Records provided.
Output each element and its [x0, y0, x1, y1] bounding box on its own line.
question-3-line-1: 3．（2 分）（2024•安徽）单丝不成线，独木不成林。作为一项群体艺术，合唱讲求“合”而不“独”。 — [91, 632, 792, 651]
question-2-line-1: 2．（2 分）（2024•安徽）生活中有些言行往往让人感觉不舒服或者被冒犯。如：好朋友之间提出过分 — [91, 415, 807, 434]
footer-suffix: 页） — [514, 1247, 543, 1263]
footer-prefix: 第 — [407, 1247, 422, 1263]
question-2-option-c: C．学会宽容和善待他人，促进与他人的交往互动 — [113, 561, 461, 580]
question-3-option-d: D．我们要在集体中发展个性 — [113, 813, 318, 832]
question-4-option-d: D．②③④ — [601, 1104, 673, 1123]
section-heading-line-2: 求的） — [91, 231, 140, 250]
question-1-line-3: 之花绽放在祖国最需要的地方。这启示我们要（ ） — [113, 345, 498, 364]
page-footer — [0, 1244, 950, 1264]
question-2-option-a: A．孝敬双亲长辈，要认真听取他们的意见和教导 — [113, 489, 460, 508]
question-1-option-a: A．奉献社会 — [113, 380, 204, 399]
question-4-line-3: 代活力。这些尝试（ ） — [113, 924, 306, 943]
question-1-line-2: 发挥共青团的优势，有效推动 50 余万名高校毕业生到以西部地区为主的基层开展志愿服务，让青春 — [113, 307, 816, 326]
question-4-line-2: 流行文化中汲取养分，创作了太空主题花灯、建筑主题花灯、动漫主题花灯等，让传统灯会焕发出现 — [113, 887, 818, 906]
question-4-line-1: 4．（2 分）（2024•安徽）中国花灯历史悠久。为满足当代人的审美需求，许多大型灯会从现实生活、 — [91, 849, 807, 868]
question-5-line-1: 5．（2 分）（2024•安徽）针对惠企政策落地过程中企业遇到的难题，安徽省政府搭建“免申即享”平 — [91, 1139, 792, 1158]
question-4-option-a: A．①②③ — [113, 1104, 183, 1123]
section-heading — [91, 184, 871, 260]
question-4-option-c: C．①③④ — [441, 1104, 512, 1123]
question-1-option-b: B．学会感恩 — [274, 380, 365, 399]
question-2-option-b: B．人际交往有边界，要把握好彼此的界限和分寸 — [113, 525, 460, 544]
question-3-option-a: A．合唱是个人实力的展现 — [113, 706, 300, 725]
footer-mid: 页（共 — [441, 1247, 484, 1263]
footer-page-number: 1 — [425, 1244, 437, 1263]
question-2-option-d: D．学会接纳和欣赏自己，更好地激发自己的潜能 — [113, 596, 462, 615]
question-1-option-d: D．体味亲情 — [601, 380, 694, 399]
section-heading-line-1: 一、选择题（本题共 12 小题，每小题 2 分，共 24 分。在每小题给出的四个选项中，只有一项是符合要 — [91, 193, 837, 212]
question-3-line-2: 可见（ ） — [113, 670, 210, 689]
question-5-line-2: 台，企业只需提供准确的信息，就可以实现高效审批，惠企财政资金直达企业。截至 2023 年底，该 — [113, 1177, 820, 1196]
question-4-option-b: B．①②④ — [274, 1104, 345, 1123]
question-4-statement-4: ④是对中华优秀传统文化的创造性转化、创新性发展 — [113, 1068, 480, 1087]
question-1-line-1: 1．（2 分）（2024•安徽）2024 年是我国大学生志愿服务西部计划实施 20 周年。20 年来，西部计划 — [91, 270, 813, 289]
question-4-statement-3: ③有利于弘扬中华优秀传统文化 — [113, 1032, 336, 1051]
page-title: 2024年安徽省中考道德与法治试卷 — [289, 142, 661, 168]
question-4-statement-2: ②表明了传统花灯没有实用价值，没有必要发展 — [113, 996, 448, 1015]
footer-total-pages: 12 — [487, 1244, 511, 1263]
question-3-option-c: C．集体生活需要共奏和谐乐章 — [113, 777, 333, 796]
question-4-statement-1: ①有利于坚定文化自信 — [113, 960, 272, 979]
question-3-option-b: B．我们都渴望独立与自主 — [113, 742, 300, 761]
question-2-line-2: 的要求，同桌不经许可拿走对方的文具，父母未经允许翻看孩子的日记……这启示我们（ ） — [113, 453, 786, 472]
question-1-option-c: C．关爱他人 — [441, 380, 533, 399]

Problem description.
Please write out every entry above as a numbered list, leaving out any blank lines.

Answer below.
1. Output each element and its [x0, y0, x1, y1] bounding box on its own line.
2. question-3-line-1: 3．（2 分）（2024•安徽）单丝不成线，独木不成林。作为一项群体艺术，合唱讲求“合”而不“独”。 — [91, 632, 792, 651]
3. question-2-line-1: 2．（2 分）（2024•安徽）生活中有些言行往往让人感觉不舒服或者被冒犯。如：好朋友之间提出过分 — [91, 415, 807, 434]
4. footer-suffix: 页） — [514, 1247, 543, 1263]
5. footer-prefix: 第 — [407, 1247, 422, 1263]
6. question-2-option-c: C．学会宽容和善待他人，促进与他人的交往互动 — [113, 561, 461, 580]
7. question-3-option-d: D．我们要在集体中发展个性 — [113, 813, 318, 832]
8. question-4-option-d: D．②③④ — [601, 1104, 673, 1123]
9. section-heading-line-2: 求的） — [91, 231, 140, 250]
10. question-1-line-3: 之花绽放在祖国最需要的地方。这启示我们要（ ） — [113, 345, 498, 364]
11. page-footer — [0, 1244, 950, 1264]
12. question-2-option-a: A．孝敬双亲长辈，要认真听取他们的意见和教导 — [113, 489, 460, 508]
13. question-1-option-a: A．奉献社会 — [113, 380, 204, 399]
14. question-4-line-3: 代活力。这些尝试（ ） — [113, 924, 306, 943]
15. question-1-line-2: 发挥共青团的优势，有效推动 50 余万名高校毕业生到以西部地区为主的基层开展志愿服务，让青春 — [113, 307, 816, 326]
16. question-4-line-2: 流行文化中汲取养分，创作了太空主题花灯、建筑主题花灯、动漫主题花灯等，让传统灯会焕发出现 — [113, 887, 818, 906]
17. question-4-line-1: 4．（2 分）（2024•安徽）中国花灯历史悠久。为满足当代人的审美需求，许多大型灯会从现实生活、 — [91, 849, 807, 868]
18. question-5-line-1: 5．（2 分）（2024•安徽）针对惠企政策落地过程中企业遇到的难题，安徽省政府搭建“免申即享”平 — [91, 1139, 792, 1158]
19. question-4-option-a: A．①②③ — [113, 1104, 183, 1123]
20. section-heading — [91, 184, 871, 260]
21. question-4-option-c: C．①③④ — [441, 1104, 512, 1123]
22. question-1-option-b: B．学会感恩 — [274, 380, 365, 399]
23. question-2-option-b: B．人际交往有边界，要把握好彼此的界限和分寸 — [113, 525, 460, 544]
24. question-3-option-a: A．合唱是个人实力的展现 — [113, 706, 300, 725]
25. footer-mid: 页（共 — [441, 1247, 484, 1263]
26. footer-page-number: 1 — [425, 1244, 437, 1263]
27. question-2-option-d: D．学会接纳和欣赏自己，更好地激发自己的潜能 — [113, 596, 462, 615]
28. question-1-option-d: D．体味亲情 — [601, 380, 694, 399]
29. section-heading-line-1: 一、选择题（本题共 12 小题，每小题 2 分，共 24 分。在每小题给出的四个选项中，只有一项是符合要 — [91, 193, 837, 212]
30. question-3-line-2: 可见（ ） — [113, 670, 210, 689]
31. question-5-line-2: 台，企业只需提供准确的信息，就可以实现高效审批，惠企财政资金直达企业。截至 2023 年底，该 — [113, 1177, 820, 1196]
32. question-4-option-b: B．①②④ — [274, 1104, 345, 1123]
33. question-4-statement-4: ④是对中华优秀传统文化的创造性转化、创新性发展 — [113, 1068, 480, 1087]
34. question-1-line-1: 1．（2 分）（2024•安徽）2024 年是我国大学生志愿服务西部计划实施 20 周年。20 年来，西部计划 — [91, 270, 813, 289]
35. question-4-statement-3: ③有利于弘扬中华优秀传统文化 — [113, 1032, 336, 1051]
36. page-title: 2024年安徽省中考道德与法治试卷 — [289, 142, 661, 168]
37. question-4-statement-2: ②表明了传统花灯没有实用价值，没有必要发展 — [113, 996, 448, 1015]
38. footer-total-pages: 12 — [487, 1244, 511, 1263]
39. question-3-option-c: C．集体生活需要共奏和谐乐章 — [113, 777, 333, 796]
40. question-4-statement-1: ①有利于坚定文化自信 — [113, 960, 272, 979]
41. question-3-option-b: B．我们都渴望独立与自主 — [113, 742, 300, 761]
42. question-2-line-2: 的要求，同桌不经许可拿走对方的文具，父母未经允许翻看孩子的日记……这启示我们（ ） — [113, 453, 786, 472]
43. question-1-option-c: C．关爱他人 — [441, 380, 533, 399]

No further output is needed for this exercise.